#### Records provided:
-----

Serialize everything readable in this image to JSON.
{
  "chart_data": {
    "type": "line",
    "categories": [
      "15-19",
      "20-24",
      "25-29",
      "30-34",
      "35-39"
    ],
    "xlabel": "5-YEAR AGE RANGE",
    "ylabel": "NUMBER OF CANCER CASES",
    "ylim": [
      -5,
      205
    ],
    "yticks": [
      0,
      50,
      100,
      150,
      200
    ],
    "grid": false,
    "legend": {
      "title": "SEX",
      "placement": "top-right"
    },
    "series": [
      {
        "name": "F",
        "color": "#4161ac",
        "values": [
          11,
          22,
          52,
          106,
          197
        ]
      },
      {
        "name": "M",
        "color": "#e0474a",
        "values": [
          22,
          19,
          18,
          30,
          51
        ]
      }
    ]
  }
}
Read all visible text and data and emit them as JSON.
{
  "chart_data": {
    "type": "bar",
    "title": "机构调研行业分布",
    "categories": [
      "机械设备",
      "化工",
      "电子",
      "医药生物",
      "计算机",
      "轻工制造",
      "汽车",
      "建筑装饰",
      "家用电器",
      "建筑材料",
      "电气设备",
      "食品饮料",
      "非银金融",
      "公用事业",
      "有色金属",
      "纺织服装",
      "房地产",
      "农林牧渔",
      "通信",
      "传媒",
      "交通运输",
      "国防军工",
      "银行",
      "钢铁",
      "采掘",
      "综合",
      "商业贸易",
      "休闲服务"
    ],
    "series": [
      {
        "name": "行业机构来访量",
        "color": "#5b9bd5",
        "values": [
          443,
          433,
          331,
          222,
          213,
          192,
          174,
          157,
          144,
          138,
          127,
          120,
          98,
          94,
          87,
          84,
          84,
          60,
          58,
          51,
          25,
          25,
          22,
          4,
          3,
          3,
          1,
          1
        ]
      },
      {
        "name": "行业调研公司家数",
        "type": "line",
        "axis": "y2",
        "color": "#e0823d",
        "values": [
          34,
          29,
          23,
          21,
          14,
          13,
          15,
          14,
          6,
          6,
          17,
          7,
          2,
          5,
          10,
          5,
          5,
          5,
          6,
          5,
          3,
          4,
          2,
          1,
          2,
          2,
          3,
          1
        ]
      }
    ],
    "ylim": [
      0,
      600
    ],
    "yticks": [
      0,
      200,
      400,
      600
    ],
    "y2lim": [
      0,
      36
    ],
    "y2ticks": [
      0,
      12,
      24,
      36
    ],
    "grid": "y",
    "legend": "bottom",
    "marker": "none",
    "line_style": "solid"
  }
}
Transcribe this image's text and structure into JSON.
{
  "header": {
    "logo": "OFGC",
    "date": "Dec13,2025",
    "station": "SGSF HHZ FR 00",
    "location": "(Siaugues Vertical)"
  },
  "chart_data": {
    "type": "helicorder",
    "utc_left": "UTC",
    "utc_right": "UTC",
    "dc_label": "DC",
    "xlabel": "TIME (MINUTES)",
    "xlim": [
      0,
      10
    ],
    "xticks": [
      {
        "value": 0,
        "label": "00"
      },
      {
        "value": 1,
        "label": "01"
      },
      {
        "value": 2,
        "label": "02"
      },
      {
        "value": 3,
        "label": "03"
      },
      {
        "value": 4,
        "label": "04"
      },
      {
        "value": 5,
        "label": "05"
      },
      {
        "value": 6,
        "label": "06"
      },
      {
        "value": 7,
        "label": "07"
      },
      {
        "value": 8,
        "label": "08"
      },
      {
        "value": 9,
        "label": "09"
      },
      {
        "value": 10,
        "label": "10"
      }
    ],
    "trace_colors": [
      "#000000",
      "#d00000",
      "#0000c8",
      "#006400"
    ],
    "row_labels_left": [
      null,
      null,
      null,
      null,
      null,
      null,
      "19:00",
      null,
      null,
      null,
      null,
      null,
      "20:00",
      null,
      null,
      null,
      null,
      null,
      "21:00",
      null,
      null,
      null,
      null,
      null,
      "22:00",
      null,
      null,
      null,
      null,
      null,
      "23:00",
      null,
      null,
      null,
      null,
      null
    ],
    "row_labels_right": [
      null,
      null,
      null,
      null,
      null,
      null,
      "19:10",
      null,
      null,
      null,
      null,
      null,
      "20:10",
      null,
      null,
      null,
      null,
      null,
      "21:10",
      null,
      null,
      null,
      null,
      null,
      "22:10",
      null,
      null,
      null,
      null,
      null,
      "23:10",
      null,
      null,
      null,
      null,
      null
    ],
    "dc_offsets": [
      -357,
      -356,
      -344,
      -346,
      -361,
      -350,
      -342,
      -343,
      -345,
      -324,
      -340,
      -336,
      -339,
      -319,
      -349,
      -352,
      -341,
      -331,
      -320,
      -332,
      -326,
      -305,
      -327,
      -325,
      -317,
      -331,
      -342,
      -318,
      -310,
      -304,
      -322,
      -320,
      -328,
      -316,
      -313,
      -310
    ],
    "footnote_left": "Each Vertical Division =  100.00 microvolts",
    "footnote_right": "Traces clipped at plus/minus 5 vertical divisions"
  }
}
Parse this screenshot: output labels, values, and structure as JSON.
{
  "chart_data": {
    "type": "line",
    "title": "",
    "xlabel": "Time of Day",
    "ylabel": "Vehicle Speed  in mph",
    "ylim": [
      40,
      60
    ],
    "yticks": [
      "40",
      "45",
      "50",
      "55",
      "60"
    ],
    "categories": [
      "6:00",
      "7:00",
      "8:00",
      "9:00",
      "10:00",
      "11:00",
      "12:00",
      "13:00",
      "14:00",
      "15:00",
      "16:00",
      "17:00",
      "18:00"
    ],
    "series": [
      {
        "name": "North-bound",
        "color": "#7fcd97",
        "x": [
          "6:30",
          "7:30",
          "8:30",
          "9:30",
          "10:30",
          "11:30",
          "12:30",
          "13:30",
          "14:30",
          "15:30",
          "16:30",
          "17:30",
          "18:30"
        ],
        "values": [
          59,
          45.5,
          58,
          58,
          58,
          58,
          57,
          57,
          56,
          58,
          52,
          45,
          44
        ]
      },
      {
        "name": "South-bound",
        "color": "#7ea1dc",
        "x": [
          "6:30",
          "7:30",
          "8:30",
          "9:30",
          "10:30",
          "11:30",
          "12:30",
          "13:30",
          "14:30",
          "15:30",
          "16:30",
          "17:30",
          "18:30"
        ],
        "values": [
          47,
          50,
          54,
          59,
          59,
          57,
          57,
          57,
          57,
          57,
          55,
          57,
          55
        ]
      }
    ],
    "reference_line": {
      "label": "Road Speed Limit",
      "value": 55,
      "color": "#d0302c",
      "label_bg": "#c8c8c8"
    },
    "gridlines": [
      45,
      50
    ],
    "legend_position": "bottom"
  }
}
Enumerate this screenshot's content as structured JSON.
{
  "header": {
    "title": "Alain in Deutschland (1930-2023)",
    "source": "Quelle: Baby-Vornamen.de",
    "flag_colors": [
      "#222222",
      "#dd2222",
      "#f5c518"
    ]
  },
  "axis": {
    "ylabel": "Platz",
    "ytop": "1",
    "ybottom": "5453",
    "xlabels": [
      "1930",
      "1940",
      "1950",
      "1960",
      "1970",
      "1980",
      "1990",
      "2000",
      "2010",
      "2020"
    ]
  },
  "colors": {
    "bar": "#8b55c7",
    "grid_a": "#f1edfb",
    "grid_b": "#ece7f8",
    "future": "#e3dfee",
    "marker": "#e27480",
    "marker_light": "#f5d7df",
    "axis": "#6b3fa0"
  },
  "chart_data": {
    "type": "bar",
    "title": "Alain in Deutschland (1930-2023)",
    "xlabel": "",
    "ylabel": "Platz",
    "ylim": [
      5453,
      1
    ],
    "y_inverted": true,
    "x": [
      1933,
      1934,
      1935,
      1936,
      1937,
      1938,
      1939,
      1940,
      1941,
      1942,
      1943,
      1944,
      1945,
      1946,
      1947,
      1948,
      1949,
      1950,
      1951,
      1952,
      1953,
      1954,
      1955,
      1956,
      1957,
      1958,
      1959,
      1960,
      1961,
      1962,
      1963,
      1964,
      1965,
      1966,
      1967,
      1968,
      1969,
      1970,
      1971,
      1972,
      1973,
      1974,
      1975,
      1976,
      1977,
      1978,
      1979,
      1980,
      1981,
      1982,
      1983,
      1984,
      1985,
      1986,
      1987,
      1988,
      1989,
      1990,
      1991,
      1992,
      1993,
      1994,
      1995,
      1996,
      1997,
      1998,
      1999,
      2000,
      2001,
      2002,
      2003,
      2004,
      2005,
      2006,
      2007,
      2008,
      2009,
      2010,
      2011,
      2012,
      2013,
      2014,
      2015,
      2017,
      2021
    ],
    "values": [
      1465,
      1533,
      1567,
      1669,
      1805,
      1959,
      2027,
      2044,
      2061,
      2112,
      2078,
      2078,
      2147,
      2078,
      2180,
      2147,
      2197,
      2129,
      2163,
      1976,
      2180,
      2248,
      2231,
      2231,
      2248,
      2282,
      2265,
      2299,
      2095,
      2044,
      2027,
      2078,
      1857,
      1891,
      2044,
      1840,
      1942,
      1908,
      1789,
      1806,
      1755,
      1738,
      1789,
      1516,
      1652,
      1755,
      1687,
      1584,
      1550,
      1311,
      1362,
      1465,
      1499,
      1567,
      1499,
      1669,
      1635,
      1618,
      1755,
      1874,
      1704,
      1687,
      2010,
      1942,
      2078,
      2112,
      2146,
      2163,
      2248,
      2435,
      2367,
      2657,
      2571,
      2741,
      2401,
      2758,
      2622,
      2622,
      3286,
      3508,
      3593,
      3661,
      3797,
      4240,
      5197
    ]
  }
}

-----

#### Given problem:
Your task is to collect every line above that contains the word "title".

#### Written solution:
      "title": "SEX",
    "title": "机构调研行业分布",
    "title": "",
    "title": "Alain in Deutschland (1930-2023)",
    "title": "Alain in Deutschland (1930-2023)",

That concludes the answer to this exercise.